Dataset excerpt:
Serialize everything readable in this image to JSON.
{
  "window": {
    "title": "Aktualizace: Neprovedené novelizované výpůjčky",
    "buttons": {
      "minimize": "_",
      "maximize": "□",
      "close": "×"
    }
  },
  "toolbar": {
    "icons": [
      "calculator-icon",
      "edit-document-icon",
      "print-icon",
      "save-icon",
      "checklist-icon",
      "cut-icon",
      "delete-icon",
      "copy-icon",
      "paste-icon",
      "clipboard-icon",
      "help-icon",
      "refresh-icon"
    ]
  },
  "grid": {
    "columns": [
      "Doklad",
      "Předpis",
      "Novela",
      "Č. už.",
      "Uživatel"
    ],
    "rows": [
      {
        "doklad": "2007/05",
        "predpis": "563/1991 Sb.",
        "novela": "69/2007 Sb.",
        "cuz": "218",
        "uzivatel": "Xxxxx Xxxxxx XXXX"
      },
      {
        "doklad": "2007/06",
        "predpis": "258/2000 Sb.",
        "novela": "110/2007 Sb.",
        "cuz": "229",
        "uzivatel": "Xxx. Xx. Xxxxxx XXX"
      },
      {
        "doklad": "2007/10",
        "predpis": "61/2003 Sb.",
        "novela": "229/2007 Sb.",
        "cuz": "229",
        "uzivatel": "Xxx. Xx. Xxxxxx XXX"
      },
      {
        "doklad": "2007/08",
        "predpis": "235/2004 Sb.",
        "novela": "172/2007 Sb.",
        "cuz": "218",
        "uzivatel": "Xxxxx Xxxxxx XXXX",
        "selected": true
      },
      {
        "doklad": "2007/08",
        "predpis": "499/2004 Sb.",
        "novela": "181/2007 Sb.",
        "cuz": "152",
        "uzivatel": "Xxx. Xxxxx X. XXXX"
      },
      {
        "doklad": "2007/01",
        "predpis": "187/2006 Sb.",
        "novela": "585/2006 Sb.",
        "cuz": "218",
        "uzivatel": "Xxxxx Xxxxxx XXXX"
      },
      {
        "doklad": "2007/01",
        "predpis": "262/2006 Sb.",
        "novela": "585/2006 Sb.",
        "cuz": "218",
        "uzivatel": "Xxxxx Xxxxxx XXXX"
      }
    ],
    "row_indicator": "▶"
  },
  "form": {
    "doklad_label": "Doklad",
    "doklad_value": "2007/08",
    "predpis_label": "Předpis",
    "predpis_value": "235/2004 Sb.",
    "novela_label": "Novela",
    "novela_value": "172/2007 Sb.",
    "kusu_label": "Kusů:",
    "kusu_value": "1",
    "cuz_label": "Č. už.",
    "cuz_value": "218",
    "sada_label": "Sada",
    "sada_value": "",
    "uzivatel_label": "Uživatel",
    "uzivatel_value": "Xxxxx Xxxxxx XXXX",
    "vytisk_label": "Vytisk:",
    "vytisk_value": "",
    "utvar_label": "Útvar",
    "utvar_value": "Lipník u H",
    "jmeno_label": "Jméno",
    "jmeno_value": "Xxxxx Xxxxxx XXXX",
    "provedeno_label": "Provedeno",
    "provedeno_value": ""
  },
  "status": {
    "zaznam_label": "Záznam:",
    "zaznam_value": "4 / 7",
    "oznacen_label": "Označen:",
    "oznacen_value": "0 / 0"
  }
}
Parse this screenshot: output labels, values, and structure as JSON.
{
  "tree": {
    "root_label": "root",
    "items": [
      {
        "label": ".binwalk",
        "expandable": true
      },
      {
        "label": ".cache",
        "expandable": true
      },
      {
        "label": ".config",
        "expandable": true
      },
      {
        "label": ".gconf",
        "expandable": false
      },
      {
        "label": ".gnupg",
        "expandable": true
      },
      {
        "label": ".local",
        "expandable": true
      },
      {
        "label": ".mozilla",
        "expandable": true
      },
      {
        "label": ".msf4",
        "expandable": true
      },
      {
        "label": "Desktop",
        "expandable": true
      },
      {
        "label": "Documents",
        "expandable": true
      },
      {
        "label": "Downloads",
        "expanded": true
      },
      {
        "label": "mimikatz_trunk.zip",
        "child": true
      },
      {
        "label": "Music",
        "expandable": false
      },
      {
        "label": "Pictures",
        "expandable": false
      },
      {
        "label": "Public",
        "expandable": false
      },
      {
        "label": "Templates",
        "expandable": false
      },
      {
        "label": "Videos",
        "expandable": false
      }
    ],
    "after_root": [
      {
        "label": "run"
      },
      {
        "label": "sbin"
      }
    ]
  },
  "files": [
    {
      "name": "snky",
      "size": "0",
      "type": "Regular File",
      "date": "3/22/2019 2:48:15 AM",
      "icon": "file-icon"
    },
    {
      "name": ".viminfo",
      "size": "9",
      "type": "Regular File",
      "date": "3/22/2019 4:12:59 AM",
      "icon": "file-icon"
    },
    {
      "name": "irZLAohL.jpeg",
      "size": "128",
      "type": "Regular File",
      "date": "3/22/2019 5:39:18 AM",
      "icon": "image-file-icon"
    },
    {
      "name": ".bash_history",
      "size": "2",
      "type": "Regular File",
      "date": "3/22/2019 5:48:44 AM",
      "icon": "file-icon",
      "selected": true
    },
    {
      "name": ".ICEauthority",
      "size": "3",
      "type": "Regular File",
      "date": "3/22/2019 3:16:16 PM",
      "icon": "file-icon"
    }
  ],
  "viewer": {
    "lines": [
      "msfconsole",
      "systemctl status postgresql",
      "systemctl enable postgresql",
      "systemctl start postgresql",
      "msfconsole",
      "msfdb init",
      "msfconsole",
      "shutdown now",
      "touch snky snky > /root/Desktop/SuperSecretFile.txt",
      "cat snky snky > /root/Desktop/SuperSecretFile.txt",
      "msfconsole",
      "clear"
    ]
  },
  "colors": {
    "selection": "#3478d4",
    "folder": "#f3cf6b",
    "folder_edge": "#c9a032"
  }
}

TASK INSTRUCTIONS: Using the records above, find and show each line with the string "this".

TASK ANSWER:
Serialize everything readable in this image to JSON.
Parse this screenshot: output labels, values, and structure as JSON.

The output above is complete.